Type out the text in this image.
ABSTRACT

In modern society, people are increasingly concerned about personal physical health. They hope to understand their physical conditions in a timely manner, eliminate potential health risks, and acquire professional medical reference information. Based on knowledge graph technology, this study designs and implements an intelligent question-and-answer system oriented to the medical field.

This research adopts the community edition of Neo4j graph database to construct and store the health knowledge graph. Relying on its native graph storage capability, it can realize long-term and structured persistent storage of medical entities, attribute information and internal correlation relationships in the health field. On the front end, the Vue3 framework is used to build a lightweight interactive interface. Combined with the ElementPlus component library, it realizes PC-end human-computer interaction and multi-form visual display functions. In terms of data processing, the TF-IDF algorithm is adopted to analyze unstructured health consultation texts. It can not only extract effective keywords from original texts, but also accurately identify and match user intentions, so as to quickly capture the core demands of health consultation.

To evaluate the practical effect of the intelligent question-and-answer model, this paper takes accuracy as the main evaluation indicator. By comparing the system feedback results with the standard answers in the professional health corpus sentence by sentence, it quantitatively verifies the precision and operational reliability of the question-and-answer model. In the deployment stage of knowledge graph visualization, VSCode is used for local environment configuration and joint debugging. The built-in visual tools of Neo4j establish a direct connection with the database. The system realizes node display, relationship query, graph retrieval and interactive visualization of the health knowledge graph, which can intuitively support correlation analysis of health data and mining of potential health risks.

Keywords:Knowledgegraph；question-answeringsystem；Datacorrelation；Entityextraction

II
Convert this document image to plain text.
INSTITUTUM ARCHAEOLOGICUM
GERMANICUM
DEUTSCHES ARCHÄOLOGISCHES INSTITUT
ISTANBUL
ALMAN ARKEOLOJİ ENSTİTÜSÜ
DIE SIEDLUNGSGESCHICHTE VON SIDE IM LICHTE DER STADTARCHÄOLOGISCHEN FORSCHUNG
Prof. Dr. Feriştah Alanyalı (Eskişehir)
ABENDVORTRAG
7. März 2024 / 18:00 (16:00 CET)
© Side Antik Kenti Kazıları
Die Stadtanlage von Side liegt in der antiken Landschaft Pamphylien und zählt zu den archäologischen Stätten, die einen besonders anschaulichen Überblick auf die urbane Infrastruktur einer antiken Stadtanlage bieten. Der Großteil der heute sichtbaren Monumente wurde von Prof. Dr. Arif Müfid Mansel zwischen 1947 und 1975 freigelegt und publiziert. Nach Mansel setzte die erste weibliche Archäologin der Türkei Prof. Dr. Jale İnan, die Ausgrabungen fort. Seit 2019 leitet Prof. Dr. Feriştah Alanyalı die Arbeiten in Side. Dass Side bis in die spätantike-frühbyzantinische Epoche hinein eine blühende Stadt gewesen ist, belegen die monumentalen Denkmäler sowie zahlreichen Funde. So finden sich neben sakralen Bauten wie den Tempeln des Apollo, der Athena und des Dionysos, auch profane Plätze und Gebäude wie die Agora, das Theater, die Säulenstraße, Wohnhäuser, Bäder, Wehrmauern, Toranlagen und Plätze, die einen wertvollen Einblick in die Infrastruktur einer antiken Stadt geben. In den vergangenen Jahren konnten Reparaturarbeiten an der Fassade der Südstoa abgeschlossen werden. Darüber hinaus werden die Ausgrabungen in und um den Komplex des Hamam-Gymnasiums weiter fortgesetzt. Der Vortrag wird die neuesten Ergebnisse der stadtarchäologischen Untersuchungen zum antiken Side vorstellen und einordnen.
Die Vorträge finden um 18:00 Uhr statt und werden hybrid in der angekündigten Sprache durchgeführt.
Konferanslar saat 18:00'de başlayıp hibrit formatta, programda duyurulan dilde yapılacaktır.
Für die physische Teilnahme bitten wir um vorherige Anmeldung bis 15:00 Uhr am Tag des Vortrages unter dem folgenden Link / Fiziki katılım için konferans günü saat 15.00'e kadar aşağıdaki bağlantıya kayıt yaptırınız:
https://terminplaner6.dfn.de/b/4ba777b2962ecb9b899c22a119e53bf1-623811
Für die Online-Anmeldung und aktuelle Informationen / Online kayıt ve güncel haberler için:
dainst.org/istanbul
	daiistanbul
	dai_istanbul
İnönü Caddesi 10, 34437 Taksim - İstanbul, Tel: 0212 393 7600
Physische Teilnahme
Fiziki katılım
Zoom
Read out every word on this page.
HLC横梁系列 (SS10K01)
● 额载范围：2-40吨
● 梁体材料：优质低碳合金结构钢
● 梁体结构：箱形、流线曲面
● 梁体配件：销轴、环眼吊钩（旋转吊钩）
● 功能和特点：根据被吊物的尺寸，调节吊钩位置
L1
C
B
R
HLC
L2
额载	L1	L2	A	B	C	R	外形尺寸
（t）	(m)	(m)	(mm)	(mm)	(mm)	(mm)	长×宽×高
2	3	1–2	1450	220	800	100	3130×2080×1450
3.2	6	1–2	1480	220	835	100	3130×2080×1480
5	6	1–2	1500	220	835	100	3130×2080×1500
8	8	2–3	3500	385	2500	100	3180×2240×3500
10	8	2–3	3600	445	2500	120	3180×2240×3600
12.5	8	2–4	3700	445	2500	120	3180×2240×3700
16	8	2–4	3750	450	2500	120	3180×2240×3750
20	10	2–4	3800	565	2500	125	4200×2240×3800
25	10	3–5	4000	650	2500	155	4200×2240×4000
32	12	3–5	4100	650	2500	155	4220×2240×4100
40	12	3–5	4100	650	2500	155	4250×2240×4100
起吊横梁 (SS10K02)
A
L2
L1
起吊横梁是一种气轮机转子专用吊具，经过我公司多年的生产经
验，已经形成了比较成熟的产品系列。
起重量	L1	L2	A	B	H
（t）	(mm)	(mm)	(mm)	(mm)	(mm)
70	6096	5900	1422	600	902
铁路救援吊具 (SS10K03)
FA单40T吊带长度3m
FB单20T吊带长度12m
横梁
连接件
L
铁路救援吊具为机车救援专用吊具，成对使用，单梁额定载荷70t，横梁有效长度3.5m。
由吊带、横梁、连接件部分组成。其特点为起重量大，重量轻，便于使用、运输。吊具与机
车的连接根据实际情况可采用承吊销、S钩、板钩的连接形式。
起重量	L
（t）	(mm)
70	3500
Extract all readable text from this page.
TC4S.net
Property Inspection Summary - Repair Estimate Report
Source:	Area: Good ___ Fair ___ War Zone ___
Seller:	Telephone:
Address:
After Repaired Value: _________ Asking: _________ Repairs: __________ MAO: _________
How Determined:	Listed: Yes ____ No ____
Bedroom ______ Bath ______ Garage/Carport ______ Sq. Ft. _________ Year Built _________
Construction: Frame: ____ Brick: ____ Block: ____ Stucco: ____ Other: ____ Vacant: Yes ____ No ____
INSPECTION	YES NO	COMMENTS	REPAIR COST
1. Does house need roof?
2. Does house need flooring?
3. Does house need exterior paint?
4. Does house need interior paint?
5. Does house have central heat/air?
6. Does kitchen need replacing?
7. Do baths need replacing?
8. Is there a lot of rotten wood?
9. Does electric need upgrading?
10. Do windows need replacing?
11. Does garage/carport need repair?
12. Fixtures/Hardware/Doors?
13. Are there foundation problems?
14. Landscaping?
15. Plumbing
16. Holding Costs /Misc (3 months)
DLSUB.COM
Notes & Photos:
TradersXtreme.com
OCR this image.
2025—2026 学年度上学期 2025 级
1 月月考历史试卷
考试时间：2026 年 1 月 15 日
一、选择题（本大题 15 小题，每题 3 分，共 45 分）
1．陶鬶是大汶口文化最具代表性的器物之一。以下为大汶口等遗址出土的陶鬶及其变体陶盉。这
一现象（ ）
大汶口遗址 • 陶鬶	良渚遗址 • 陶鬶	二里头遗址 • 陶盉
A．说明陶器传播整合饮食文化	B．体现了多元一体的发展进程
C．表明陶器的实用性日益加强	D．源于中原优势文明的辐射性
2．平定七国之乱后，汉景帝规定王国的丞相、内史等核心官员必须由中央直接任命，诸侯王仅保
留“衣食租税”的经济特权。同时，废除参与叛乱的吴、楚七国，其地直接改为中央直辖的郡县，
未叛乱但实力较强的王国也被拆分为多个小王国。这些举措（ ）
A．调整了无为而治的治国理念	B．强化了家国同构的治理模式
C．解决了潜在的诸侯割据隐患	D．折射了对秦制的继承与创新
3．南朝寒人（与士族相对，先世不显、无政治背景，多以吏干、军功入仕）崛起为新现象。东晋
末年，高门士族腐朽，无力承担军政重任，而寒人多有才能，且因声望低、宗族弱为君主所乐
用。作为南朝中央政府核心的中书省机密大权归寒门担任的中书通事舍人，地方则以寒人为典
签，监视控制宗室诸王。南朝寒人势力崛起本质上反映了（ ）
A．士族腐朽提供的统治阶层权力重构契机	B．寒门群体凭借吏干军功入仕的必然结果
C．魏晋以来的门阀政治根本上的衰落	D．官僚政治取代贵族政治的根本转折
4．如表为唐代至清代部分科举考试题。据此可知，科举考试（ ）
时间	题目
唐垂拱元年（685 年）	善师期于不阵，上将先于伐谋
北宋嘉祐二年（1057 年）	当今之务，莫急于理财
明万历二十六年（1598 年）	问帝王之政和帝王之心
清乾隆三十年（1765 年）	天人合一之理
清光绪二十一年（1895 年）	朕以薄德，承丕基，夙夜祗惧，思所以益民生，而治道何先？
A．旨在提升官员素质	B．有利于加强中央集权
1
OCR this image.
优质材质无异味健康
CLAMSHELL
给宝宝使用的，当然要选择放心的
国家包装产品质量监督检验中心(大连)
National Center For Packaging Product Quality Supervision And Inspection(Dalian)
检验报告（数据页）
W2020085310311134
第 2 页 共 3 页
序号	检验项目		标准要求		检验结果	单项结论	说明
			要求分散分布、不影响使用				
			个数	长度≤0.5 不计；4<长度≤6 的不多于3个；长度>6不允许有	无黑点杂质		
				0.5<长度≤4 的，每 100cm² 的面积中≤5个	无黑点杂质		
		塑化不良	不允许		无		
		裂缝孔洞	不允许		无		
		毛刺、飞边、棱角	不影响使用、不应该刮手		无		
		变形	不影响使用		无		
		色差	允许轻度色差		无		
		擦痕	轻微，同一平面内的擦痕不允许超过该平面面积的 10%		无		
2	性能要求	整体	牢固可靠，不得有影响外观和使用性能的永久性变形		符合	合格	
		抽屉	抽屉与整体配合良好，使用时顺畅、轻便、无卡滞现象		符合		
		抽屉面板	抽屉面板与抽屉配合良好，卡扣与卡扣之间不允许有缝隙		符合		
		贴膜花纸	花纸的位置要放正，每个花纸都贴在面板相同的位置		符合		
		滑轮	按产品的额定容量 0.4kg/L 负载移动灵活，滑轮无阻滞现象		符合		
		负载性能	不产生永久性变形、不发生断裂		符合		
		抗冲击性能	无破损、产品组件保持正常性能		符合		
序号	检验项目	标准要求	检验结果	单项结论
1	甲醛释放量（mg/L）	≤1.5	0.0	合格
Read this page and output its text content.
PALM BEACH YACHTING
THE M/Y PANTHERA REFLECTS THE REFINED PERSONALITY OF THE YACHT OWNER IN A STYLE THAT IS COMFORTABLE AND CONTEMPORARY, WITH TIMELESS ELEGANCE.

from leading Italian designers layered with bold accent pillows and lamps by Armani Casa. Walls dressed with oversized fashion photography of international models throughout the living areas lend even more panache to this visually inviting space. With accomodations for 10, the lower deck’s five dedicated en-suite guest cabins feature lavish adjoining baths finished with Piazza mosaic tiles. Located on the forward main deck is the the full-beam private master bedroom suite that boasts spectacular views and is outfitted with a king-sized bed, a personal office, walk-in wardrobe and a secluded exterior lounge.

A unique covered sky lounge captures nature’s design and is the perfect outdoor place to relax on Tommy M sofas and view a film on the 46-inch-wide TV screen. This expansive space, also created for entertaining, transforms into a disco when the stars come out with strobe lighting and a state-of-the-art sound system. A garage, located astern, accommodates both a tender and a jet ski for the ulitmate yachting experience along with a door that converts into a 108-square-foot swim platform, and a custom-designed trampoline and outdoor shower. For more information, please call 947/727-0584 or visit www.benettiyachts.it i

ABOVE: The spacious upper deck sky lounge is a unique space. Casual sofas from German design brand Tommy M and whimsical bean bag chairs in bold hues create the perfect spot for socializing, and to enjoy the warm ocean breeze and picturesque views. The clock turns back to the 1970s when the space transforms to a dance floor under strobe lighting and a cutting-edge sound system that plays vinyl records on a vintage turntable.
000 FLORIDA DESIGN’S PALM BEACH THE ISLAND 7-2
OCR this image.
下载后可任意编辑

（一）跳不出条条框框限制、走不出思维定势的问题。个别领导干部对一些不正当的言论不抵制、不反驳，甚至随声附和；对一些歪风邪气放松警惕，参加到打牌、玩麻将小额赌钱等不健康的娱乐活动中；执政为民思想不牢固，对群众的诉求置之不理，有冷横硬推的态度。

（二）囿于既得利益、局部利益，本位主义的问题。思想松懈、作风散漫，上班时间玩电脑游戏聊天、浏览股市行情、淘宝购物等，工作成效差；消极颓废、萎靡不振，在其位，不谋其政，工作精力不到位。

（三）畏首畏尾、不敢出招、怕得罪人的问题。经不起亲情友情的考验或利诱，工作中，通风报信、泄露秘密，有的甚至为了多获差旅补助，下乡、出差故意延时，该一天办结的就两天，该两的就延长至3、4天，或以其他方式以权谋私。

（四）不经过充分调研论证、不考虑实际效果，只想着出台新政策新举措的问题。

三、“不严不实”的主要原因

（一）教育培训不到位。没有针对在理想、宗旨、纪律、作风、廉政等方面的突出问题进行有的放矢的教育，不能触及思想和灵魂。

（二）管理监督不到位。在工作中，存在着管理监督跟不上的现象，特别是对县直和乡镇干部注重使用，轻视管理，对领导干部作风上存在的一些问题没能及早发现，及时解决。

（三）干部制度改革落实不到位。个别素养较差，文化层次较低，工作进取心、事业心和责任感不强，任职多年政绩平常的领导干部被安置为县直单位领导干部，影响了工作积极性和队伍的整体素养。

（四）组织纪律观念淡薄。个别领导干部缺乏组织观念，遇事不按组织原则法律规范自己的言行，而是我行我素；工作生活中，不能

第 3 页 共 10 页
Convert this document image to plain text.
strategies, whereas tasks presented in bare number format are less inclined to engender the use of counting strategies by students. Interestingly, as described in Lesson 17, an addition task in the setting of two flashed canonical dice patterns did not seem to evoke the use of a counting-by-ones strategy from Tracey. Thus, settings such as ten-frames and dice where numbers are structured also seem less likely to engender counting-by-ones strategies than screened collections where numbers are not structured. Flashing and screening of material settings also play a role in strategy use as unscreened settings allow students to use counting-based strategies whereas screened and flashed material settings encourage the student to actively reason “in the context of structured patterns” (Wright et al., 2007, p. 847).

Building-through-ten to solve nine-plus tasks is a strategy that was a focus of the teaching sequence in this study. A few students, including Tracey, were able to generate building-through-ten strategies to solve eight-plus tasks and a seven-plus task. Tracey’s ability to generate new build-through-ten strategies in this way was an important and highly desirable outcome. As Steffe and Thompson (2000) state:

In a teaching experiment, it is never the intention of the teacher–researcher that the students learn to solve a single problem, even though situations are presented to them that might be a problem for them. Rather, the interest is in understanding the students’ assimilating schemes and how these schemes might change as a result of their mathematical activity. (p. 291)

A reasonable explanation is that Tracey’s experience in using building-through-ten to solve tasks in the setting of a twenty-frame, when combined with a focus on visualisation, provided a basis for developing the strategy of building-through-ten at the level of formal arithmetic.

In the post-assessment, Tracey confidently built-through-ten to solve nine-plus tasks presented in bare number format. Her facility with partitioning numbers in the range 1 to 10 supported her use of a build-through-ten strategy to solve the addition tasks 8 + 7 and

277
● ● ● ● ● ● ●
INSTRUCTIONS TO FOLLOW: Find the word "Anmeldung" in the records and pull out each line that has it.

COMPLETED TASK:
Für die physische Teilnahme bitten wir um vorherige Anmeldung bis 15:00 Uhr am Tag des Vortrages unter dem folgenden Link / Fiziki katılım için konferans günü saat 15.00'e kadar aşağıdaki bağlantıya kayıt yaptırınız:
Für die Online-Anmeldung und aktuelle Informationen / Online kayıt ve güncel haberler için:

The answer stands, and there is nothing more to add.